Work to be completed — Each line below either holds the string "frequency" or doesn't. Count those that do and give only the number.
— start Entries —
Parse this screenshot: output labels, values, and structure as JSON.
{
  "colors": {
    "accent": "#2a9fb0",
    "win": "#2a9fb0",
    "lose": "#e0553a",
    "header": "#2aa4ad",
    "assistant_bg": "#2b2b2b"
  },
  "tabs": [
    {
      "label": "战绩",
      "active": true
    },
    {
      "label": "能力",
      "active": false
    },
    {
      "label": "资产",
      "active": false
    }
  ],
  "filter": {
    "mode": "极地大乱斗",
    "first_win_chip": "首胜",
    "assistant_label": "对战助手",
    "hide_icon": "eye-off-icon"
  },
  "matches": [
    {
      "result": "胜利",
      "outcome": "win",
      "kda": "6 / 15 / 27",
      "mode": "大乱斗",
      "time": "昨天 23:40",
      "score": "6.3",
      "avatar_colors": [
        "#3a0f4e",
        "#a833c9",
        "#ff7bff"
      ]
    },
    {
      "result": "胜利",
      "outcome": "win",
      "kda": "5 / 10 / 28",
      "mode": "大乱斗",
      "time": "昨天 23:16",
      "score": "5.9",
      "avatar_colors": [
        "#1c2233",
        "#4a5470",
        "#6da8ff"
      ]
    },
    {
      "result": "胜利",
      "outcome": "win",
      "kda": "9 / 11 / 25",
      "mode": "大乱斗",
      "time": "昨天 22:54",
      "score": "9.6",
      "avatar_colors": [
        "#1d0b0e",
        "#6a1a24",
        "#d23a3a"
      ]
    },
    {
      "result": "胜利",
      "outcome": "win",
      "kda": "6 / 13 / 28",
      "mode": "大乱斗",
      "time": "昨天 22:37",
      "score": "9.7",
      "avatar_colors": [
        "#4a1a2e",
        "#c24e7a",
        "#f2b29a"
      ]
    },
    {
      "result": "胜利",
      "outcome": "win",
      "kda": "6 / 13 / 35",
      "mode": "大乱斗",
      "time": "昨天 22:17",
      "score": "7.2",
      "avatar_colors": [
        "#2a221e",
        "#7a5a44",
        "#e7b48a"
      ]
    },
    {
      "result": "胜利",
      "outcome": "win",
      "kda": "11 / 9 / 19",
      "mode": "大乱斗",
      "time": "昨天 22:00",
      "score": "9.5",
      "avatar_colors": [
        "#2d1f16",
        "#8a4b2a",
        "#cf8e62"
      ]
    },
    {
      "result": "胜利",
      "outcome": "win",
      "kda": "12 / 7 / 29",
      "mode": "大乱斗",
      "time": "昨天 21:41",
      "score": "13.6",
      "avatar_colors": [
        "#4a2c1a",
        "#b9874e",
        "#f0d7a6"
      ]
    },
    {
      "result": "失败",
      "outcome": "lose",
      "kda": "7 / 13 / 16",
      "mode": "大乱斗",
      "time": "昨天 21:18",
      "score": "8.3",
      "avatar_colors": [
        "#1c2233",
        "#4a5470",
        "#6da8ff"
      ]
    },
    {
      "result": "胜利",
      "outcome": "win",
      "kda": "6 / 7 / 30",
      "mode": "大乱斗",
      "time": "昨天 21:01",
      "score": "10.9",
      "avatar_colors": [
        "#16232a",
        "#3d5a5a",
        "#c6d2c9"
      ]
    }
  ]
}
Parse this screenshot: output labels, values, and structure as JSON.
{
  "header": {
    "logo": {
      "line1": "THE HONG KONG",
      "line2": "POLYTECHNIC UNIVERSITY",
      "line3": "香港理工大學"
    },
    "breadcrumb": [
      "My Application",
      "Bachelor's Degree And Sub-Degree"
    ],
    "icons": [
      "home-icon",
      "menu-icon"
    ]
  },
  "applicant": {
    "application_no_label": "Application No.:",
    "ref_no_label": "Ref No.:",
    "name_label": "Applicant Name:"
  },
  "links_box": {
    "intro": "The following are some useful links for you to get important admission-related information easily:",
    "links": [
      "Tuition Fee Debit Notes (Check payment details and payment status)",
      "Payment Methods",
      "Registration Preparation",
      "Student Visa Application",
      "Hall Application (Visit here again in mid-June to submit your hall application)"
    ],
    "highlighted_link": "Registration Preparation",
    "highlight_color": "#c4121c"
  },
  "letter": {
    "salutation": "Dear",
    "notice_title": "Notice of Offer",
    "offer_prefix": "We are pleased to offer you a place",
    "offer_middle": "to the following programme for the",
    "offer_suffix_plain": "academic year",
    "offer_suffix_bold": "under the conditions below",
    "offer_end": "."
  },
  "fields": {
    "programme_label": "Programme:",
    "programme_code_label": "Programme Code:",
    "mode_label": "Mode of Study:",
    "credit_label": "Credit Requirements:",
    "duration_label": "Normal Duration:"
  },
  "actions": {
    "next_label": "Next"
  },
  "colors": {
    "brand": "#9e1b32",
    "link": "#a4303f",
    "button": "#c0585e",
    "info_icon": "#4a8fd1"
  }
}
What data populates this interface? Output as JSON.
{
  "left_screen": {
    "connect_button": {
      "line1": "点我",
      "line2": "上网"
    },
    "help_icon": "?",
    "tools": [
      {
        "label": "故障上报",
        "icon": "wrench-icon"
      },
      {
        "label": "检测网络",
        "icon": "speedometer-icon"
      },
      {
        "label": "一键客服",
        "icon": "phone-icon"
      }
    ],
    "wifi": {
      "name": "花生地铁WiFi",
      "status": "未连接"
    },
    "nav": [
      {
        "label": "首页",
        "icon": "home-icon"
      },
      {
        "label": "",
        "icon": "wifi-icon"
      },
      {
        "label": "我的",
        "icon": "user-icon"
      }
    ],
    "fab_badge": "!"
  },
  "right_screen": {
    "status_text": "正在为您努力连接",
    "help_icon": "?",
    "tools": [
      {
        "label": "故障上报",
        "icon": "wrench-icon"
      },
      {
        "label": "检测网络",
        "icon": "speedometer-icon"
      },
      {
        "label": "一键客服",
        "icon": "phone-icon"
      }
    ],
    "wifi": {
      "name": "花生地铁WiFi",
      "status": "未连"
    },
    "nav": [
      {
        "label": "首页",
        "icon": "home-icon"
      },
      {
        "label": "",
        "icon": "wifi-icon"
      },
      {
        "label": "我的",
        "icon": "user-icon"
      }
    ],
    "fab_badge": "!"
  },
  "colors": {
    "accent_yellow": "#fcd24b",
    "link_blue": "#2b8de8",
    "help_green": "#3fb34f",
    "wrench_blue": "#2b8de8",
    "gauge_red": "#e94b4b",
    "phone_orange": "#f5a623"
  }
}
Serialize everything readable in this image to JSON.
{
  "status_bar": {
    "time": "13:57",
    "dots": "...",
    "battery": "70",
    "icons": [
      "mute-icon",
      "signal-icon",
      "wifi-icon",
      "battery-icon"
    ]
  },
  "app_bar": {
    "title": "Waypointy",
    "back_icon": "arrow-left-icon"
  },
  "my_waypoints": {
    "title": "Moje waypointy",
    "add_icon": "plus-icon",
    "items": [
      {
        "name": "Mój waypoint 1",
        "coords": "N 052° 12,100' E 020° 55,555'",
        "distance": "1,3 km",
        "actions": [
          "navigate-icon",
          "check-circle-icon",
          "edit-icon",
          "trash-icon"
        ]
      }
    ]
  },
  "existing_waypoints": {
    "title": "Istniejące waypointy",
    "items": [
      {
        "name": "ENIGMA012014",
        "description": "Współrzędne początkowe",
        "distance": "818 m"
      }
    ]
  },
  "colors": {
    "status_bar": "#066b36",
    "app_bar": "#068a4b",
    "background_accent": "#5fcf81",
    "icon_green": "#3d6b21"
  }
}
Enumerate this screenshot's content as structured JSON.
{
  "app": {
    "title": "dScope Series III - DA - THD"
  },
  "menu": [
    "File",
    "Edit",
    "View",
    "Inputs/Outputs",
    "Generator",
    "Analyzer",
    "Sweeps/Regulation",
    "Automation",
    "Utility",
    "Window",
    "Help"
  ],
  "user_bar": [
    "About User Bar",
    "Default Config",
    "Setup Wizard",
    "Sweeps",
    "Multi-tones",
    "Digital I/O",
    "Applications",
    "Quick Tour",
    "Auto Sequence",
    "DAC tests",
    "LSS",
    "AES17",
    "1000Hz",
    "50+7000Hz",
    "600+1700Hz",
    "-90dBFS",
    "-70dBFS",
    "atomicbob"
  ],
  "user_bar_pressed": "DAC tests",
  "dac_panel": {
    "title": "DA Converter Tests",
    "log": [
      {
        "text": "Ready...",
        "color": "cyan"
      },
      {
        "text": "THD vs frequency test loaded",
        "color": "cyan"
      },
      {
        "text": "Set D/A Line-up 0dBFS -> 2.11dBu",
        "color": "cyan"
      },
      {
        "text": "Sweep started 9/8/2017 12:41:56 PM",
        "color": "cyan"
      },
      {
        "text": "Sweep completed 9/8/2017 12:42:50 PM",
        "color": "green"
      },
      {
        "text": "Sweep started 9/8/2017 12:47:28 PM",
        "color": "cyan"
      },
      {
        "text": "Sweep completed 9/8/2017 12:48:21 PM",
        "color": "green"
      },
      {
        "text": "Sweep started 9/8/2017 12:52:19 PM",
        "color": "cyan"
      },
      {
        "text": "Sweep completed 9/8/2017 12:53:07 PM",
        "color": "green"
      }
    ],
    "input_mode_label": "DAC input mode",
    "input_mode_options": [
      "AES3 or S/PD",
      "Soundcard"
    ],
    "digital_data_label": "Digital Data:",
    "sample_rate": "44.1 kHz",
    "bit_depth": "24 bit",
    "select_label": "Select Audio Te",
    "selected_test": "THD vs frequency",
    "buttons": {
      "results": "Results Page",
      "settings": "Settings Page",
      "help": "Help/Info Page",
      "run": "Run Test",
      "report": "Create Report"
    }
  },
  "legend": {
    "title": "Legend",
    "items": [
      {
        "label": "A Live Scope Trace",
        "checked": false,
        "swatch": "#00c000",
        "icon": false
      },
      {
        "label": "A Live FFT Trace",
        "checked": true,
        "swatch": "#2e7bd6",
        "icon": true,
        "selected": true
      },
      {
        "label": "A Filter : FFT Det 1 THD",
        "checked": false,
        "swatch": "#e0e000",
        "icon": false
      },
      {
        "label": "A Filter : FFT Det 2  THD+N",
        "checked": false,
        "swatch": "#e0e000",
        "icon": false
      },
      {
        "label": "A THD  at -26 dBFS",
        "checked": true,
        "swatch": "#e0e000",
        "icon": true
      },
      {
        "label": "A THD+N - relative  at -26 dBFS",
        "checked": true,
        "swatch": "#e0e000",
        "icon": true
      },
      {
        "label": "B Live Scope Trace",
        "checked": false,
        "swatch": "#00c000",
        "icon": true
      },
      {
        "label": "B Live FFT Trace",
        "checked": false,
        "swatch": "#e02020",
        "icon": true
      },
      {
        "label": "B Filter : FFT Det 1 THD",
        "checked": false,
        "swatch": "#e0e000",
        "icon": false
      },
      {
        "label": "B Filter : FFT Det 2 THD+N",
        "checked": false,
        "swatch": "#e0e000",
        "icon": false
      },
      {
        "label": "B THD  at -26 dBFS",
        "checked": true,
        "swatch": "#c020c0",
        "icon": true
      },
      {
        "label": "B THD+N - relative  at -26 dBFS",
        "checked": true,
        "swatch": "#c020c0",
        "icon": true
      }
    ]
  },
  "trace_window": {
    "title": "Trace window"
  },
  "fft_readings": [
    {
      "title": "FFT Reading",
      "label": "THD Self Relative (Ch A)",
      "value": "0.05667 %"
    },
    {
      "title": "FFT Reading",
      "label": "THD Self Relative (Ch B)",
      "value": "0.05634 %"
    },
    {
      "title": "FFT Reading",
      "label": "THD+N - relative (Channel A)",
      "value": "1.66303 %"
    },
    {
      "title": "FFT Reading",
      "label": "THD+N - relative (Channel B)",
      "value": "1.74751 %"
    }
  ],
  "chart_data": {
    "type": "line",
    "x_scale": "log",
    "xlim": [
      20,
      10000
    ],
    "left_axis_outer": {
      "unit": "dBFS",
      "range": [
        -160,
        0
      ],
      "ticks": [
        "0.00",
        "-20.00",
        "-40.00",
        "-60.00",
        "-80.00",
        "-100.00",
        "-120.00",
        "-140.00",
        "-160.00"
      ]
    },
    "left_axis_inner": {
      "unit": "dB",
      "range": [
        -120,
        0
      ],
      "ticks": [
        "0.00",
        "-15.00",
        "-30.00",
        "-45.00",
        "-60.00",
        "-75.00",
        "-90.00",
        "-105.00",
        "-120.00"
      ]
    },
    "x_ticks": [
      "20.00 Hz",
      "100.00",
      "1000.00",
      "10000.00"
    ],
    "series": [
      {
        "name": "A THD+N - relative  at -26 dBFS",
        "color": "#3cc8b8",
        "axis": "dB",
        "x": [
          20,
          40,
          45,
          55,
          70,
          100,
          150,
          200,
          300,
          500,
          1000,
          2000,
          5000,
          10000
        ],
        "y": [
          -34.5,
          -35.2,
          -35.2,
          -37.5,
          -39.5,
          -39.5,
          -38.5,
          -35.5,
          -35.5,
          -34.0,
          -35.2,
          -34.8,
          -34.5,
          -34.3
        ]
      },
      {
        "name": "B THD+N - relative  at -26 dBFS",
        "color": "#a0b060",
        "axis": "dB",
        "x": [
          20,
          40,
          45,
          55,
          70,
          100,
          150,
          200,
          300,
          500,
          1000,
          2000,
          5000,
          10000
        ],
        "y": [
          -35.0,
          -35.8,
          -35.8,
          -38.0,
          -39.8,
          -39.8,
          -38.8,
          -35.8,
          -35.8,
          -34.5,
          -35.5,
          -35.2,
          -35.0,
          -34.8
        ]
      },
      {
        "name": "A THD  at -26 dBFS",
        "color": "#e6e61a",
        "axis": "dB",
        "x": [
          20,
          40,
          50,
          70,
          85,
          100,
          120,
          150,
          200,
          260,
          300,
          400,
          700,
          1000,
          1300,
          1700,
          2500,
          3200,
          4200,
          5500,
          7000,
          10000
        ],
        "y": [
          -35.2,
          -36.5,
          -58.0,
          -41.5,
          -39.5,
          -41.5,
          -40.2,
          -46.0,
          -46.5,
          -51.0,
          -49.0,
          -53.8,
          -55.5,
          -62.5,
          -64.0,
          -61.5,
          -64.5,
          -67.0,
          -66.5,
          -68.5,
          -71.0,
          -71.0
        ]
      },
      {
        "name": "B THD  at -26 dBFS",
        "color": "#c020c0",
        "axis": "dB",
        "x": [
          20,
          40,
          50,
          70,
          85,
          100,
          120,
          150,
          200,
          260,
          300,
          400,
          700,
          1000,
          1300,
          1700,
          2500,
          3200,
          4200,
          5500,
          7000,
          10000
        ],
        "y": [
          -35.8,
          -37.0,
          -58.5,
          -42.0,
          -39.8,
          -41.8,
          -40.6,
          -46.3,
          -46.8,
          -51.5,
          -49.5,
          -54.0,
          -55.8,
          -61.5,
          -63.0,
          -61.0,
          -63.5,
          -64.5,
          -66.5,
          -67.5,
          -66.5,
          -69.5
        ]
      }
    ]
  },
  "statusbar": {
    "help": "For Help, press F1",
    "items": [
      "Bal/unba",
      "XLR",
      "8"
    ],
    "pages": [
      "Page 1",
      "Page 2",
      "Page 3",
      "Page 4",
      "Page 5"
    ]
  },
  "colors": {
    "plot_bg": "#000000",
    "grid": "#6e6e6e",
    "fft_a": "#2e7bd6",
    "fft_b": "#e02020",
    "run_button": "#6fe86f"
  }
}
— end Entries —
Right answer — 2